# [WHAT IS ASKED]
Leave out the pictures and repeat the data exactly.

-- Start EXERCISE INPUT --

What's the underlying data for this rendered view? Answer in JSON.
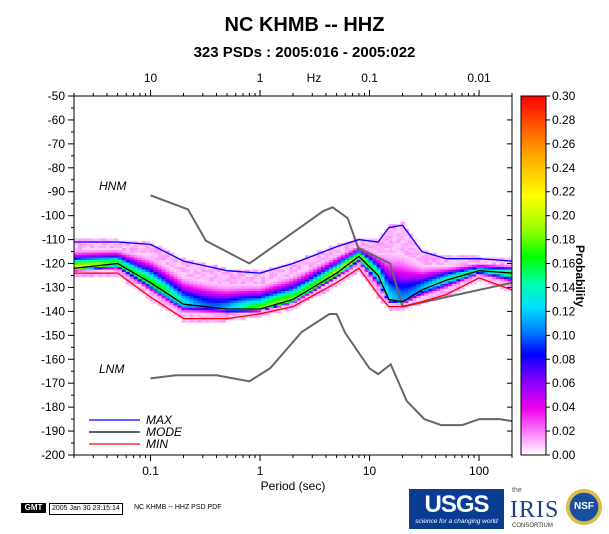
{
  "header": {
    "title": "NC KHMB -- HHZ",
    "subtitle": "323 PSDs : 2005:016 - 2005:022"
  },
  "footer": {
    "gmt_badge": "GMT",
    "timestamp": "2005 Jan 30 23:15:14",
    "note": "NC KHMB -- HHZ PSD PDF",
    "usgs_text": "USGS",
    "usgs_tagline": "science for a changing world",
    "iris_the": "the",
    "iris_text": "IRIS",
    "iris_sub": "CONSORTIUM",
    "nsf_text": "NSF"
  },
  "chart_data": {
    "type": "heatmap",
    "title": "NC KHMB -- HHZ",
    "subtitle": "323 PSDs : 2005:016 - 2005:022",
    "xlabel": "Period (sec)",
    "xscale": "log",
    "xlim": [
      0.02,
      200
    ],
    "x_ticks": [
      0.1,
      1,
      10,
      100
    ],
    "x_tick_labels": [
      "0.1",
      "1",
      "10",
      "100"
    ],
    "top_axis": {
      "label": "Hz",
      "ticks": [
        10,
        1,
        0.1,
        0.01
      ],
      "tick_labels": [
        "10",
        "1",
        "0.1",
        "0.01"
      ]
    },
    "ylabel": "",
    "ylim": [
      -200,
      -50
    ],
    "y_ticks": [
      -50,
      -60,
      -70,
      -80,
      -90,
      -100,
      -110,
      -120,
      -130,
      -140,
      -150,
      -160,
      -170,
      -180,
      -190,
      -200
    ],
    "y_tick_labels": [
      "-50",
      "-60",
      "-70",
      "-80",
      "-90",
      "-100",
      "-110",
      "-120",
      "-130",
      "-140",
      "-150",
      "-160",
      "-170",
      "-180",
      "-190",
      "-200"
    ],
    "colorbar": {
      "label": "Probability",
      "range": [
        0.0,
        0.3
      ],
      "ticks": [
        0.0,
        0.02,
        0.04,
        0.06,
        0.08,
        0.1,
        0.12,
        0.14,
        0.16,
        0.18,
        0.2,
        0.22,
        0.24,
        0.26,
        0.28,
        0.3
      ],
      "tick_labels": [
        "0.00",
        "0.02",
        "0.04",
        "0.06",
        "0.08",
        "0.10",
        "0.12",
        "0.14",
        "0.16",
        "0.18",
        "0.20",
        "0.22",
        "0.24",
        "0.26",
        "0.28",
        "0.30"
      ],
      "colors": [
        "#ffffff",
        "#ff99ff",
        "#ee00ee",
        "#7f00ff",
        "#0000ff",
        "#0077ff",
        "#00ddff",
        "#00ffaa",
        "#00ff00",
        "#99ff00",
        "#ffff00",
        "#ffaa00",
        "#ff5500",
        "#ff0000"
      ]
    },
    "series": [
      {
        "name": "MAX",
        "color": "#0000ff",
        "x": [
          0.02,
          0.05,
          0.1,
          0.2,
          0.5,
          1,
          2,
          5,
          8,
          12,
          15,
          20,
          30,
          50,
          100,
          200
        ],
        "y": [
          -111,
          -111,
          -112,
          -119,
          -123,
          -124,
          -120,
          -113,
          -110,
          -111,
          -105,
          -104,
          -115,
          -118,
          -118,
          -119
        ]
      },
      {
        "name": "MODE",
        "color": "#000000",
        "x": [
          0.02,
          0.05,
          0.1,
          0.2,
          0.5,
          1,
          2,
          5,
          8,
          12,
          15,
          20,
          30,
          50,
          100,
          200
        ],
        "y": [
          -122,
          -120,
          -128,
          -137,
          -139,
          -139,
          -135,
          -124,
          -117,
          -125,
          -135,
          -136,
          -131,
          -127,
          -123,
          -124
        ]
      },
      {
        "name": "MIN",
        "color": "#ff0000",
        "x": [
          0.02,
          0.05,
          0.1,
          0.2,
          0.5,
          1,
          2,
          5,
          8,
          12,
          15,
          20,
          30,
          50,
          100,
          200
        ],
        "y": [
          -124,
          -124,
          -134,
          -143,
          -143,
          -141,
          -138,
          -128,
          -122,
          -133,
          -138,
          -138,
          -136,
          -133,
          -126,
          -131
        ]
      }
    ],
    "reference_models": [
      {
        "name": "HNM",
        "color": "#666666",
        "x": [
          0.1,
          0.22,
          0.32,
          0.8,
          3.8,
          4.6,
          6.3,
          7.9,
          15.4,
          20
        ],
        "y": [
          -91.5,
          -97.4,
          -110.5,
          -120,
          -98,
          -96.5,
          -101,
          -113.5,
          -120,
          -138
        ]
      },
      {
        "name": "LNM",
        "color": "#666666",
        "x": [
          0.1,
          0.17,
          0.4,
          0.8,
          1.24,
          2.4,
          4.3,
          5,
          6,
          10,
          12,
          15.6,
          21.9,
          31.6,
          45,
          70,
          101,
          154,
          328
        ],
        "y": [
          -168,
          -166.7,
          -166.7,
          -169.2,
          -163.7,
          -148.6,
          -141.1,
          -141.1,
          -149,
          -163.8,
          -166.2,
          -162.1,
          -177.5,
          -185,
          -187.5,
          -187.5,
          -185,
          -185,
          -187.5
        ]
      }
    ],
    "secondary_line": {
      "color": "#666666",
      "x": [
        20,
        200
      ],
      "y": [
        -138,
        -128
      ]
    },
    "legend": {
      "placement": "bottom-left",
      "entries": [
        "MAX",
        "MODE",
        "MIN"
      ]
    },
    "annotations": [
      "HNM",
      "LNM"
    ],
    "grid": false
  }
}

-- End EXERCISE INPUT --

# [RESULT OF THIS TASK]
What's the underlying data for this rendered view? Answer in JSON.
{
  "header": {
    "title": "NC KHMB -- HHZ",
    "subtitle": "323 PSDs : 2005:016 - 2005:022"
  },
  "footer": {
    "gmt_badge": "GMT",
    "timestamp": "2005 Jan 30 23:15:14",
    "note": "NC KHMB -- HHZ PSD PDF",
    "usgs_text": "USGS",
    "usgs_tagline": "science for a changing world",
    "iris_the": "the",
    "iris_text": "IRIS",
    "iris_sub": "CONSORTIUM",
    "nsf_text": "NSF"
  },
  "chart_data": {
    "type": "heatmap",
    "title": "NC KHMB -- HHZ",
    "subtitle": "323 PSDs : 2005:016 - 2005:022",
    "xlabel": "Period (sec)",
    "xscale": "log",
    "xlim": [
      0.02,
      200
    ],
    "x_ticks": [
      0.1,
      1,
      10,
      100
    ],
    "x_tick_labels": [
      "0.1",
      "1",
      "10",
      "100"
    ],
    "top_axis": {
      "label": "Hz",
      "ticks": [
        10,
        1,
        0.1,
        0.01
      ],
      "tick_labels": [
        "10",
        "1",
        "0.1",
        "0.01"
      ]
    },
    "ylabel": "",
    "ylim": [
      -200,
      -50
    ],
    "y_ticks": [
      -50,
      -60,
      -70,
      -80,
      -90,
      -100,
      -110,
      -120,
      -130,
      -140,
      -150,
      -160,
      -170,
      -180,
      -190,
      -200
    ],
    "y_tick_labels": [
      "-50",
      "-60",
      "-70",
      "-80",
      "-90",
      "-100",
      "-110",
      "-120",
      "-130",
      "-140",
      "-150",
      "-160",
      "-170",
      "-180",
      "-190",
      "-200"
    ],
    "colorbar": {
      "label": "Probability",
      "range": [
        0.0,
        0.3
      ],
      "ticks": [
        0.0,
        0.02,
        0.04,
        0.06,
        0.08,
        0.1,
        0.12,
        0.14,
        0.16,
        0.18,
        0.2,
        0.22,
        0.24,
        0.26,
        0.28,
        0.3
      ],
      "tick_labels": [
        "0.00",
        "0.02",
        "0.04",
        "0.06",
        "0.08",
        "0.10",
        "0.12",
        "0.14",
        "0.16",
        "0.18",
        "0.20",
        "0.22",
        "0.24",
        "0.26",
        "0.28",
        "0.30"
      ],
      "colors": [
        "#ffffff",
        "#ff99ff",
        "#ee00ee",
        "#7f00ff",
        "#0000ff",
        "#0077ff",
        "#00ddff",
        "#00ffaa",
        "#00ff00",
        "#99ff00",
        "#ffff00",
        "#ffaa00",
        "#ff5500",
        "#ff0000"
      ]
    },
    "series": [
      {
        "name": "MAX",
        "color": "#0000ff",
        "x": [
          0.02,
          0.05,
          0.1,
          0.2,
          0.5,
          1,
          2,
          5,
          8,
          12,
          15,
          20,
          30,
          50,
          100,
          200
        ],
        "y": [
          -111,
          -111,
          -112,
          -119,
          -123,
          -124,
          -120,
          -113,
          -110,
          -111,
          -105,
          -104,
          -115,
          -118,
          -118,
          -119
        ]
      },
      {
        "name": "MODE",
        "color": "#000000",
        "x": [
          0.02,
          0.05,
          0.1,
          0.2,
          0.5,
          1,
          2,
          5,
          8,
          12,
          15,
          20,
          30,
          50,
          100,
          200
        ],
        "y": [
          -122,
          -120,
          -128,
          -137,
          -139,
          -139,
          -135,
          -124,
          -117,
          -125,
          -135,
          -136,
          -131,
          -127,
          -123,
          -124
        ]
      },
      {
        "name": "MIN",
        "color": "#ff0000",
        "x": [
          0.02,
          0.05,
          0.1,
          0.2,
          0.5,
          1,
          2,
          5,
          8,
          12,
          15,
          20,
          30,
          50,
          100,
          200
        ],
        "y": [
          -124,
          -124,
          -134,
          -143,
          -143,
          -141,
          -138,
          -128,
          -122,
          -133,
          -138,
          -138,
          -136,
          -133,
          -126,
          -131
        ]
      }
    ],
    "reference_models": [
      {
        "name": "HNM",
        "color": "#666666",
        "x": [
          0.1,
          0.22,
          0.32,
          0.8,
          3.8,
          4.6,
          6.3,
          7.9,
          15.4,
          20
        ],
        "y": [
          -91.5,
          -97.4,
          -110.5,
          -120,
          -98,
          -96.5,
          -101,
          -113.5,
          -120,
          -138
        ]
      },
      {
        "name": "LNM",
        "color": "#666666",
        "x": [
          0.1,
          0.17,
          0.4,
          0.8,
          1.24,
          2.4,
          4.3,
          5,
          6,
          10,
          12,
          15.6,
          21.9,
          31.6,
          45,
          70,
          101,
          154,
          328
        ],
        "y": [
          -168,
          -166.7,
          -166.7,
          -169.2,
          -163.7,
          -148.6,
          -141.1,
          -141.1,
          -149,
          -163.8,
          -166.2,
          -162.1,
          -177.5,
          -185,
          -187.5,
          -187.5,
          -185,
          -185,
          -187.5
        ]
      }
    ],
    "secondary_line": {
      "color": "#666666",
      "x": [
        20,
        200
      ],
      "y": [
        -138,
        -128
      ]
    },
    "legend": {
      "placement": "bottom-left",
      "entries": [
        "MAX",
        "MODE",
        "MIN"
      ]
    },
    "annotations": [
      "HNM",
      "LNM"
    ],
    "grid": false
  }
}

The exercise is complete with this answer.